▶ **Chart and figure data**
━━━━━━━━━━━━━━━━
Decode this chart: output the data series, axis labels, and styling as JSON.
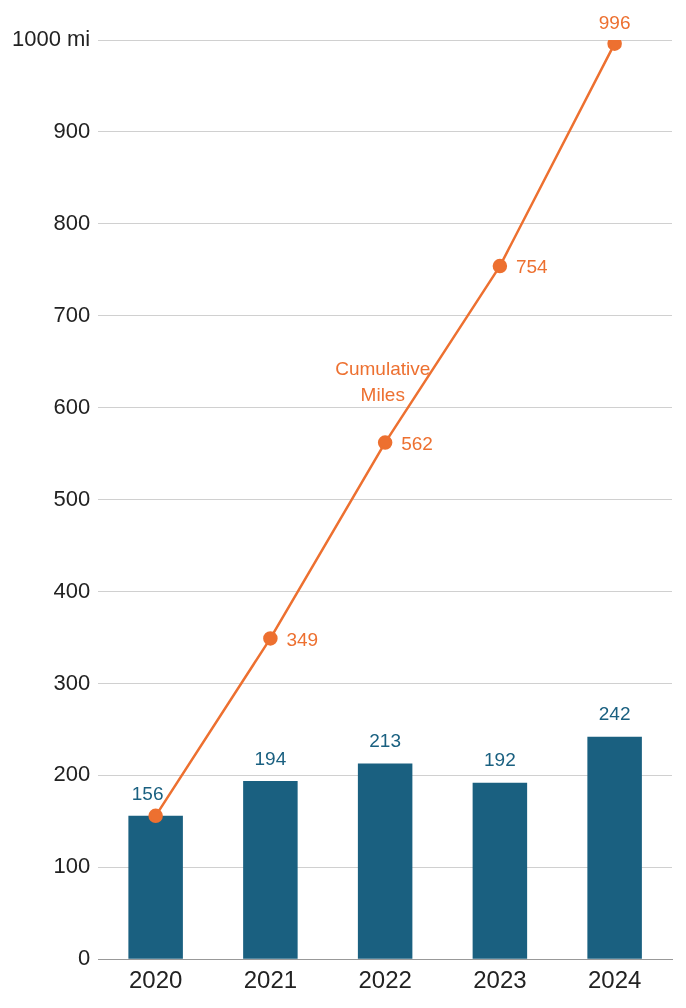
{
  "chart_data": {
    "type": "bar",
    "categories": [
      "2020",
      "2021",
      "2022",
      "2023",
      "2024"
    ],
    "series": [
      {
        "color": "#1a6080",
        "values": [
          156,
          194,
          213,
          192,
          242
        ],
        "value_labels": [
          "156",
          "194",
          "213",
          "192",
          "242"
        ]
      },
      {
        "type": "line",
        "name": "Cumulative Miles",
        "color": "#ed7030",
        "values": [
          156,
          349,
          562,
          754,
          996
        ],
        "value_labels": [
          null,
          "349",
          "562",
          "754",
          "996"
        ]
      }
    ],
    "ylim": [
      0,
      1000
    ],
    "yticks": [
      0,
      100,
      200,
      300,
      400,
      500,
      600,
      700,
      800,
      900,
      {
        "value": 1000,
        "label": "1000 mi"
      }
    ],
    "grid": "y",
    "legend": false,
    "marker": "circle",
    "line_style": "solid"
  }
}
━━━━━━━━━━━━━━━━
Reproduce all entries exactly. Pictures do not belong in the copy.

Decode this chart: output the data series, axis labels, and styling as JSON.
{
  "chart_data": {
    "type": "bar",
    "categories": [
      "2020",
      "2021",
      "2022",
      "2023",
      "2024"
    ],
    "series": [
      {
        "color": "#1a6080",
        "values": [
          156,
          194,
          213,
          192,
          242
        ],
        "value_labels": [
          "156",
          "194",
          "213",
          "192",
          "242"
        ]
      },
      {
        "type": "line",
        "name": "Cumulative Miles",
        "color": "#ed7030",
        "values": [
          156,
          349,
          562,
          754,
          996
        ],
        "value_labels": [
          null,
          "349",
          "562",
          "754",
          "996"
        ]
      }
    ],
    "ylim": [
      0,
      1000
    ],
    "yticks": [
      0,
      100,
      200,
      300,
      400,
      500,
      600,
      700,
      800,
      900,
      {
        "value": 1000,
        "label": "1000 mi"
      }
    ],
    "grid": "y",
    "legend": false,
    "marker": "circle",
    "line_style": "solid"
  }
}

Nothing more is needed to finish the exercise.